Data tied to figure images:
──────────

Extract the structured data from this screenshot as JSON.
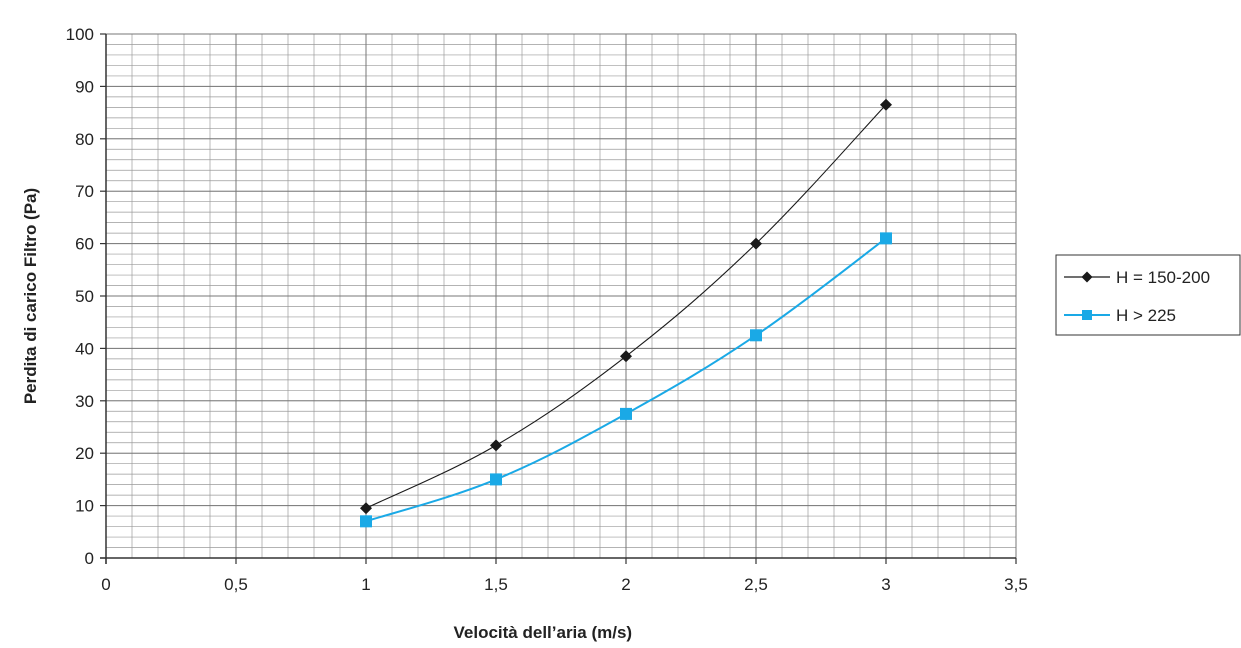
{
  "chart_data": {
    "type": "line",
    "title": "",
    "xlabel": "Velocità dell’aria (m/s)",
    "ylabel": "Perdita di carico Filtro (Pa)",
    "xlim": [
      0,
      3.5
    ],
    "ylim": [
      0,
      100
    ],
    "x_ticks": [
      "0",
      "0,5",
      "1",
      "1,5",
      "2",
      "2,5",
      "3",
      "3,5"
    ],
    "y_ticks": [
      "0",
      "10",
      "20",
      "30",
      "40",
      "50",
      "60",
      "70",
      "80",
      "90",
      "100"
    ],
    "grid": true,
    "legend_position": "right",
    "series": [
      {
        "name": "H = 150-200",
        "marker": "diamond",
        "color": "#1a1a1a",
        "x": [
          1,
          1.5,
          2,
          2.5,
          3
        ],
        "y": [
          9.5,
          21.5,
          38.5,
          60,
          86.5
        ]
      },
      {
        "name": "H > 225",
        "marker": "square",
        "color": "#1aa9e6",
        "x": [
          1,
          1.5,
          2,
          2.5,
          3
        ],
        "y": [
          7,
          15,
          27.5,
          42.5,
          61
        ]
      }
    ]
  }
}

──────────

**Problem requirements**
Transcribe each entry above exactly, apart from the pictures.

**Solution**
Extract the structured data from this screenshot as JSON.
{
  "chart_data": {
    "type": "line",
    "title": "",
    "xlabel": "Velocità dell’aria (m/s)",
    "ylabel": "Perdita di carico Filtro (Pa)",
    "xlim": [
      0,
      3.5
    ],
    "ylim": [
      0,
      100
    ],
    "x_ticks": [
      "0",
      "0,5",
      "1",
      "1,5",
      "2",
      "2,5",
      "3",
      "3,5"
    ],
    "y_ticks": [
      "0",
      "10",
      "20",
      "30",
      "40",
      "50",
      "60",
      "70",
      "80",
      "90",
      "100"
    ],
    "grid": true,
    "legend_position": "right",
    "series": [
      {
        "name": "H = 150-200",
        "marker": "diamond",
        "color": "#1a1a1a",
        "x": [
          1,
          1.5,
          2,
          2.5,
          3
        ],
        "y": [
          9.5,
          21.5,
          38.5,
          60,
          86.5
        ]
      },
      {
        "name": "H > 225",
        "marker": "square",
        "color": "#1aa9e6",
        "x": [
          1,
          1.5,
          2,
          2.5,
          3
        ],
        "y": [
          7,
          15,
          27.5,
          42.5,
          61
        ]
      }
    ]
  }
}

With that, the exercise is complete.